(Dataset excerpts)
========================================================================

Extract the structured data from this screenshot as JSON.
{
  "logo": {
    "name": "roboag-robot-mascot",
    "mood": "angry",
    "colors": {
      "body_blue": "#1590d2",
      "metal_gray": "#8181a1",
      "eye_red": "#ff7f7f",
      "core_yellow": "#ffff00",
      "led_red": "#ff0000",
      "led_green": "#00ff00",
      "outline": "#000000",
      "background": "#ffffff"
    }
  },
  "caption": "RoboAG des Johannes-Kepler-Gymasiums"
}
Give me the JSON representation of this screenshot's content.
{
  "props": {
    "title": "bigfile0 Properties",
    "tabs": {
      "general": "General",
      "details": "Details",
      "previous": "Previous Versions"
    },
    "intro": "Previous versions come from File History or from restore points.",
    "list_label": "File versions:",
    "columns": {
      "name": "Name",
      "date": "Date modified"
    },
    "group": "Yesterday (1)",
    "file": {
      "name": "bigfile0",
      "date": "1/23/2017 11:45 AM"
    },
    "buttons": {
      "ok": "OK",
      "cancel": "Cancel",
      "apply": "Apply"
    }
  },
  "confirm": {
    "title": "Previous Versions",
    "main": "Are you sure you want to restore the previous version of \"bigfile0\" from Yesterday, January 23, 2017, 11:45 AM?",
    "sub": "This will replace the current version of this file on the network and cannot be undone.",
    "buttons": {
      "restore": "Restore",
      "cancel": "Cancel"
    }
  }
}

========================================================================

▶ **WHAT IS ASKED**:
Copy out each line of the records where the string "title" appears.

▶ **SOLUTION FOR THIS TASK**:
    "title": "bigfile0 Properties",
    "title": "Previous Versions",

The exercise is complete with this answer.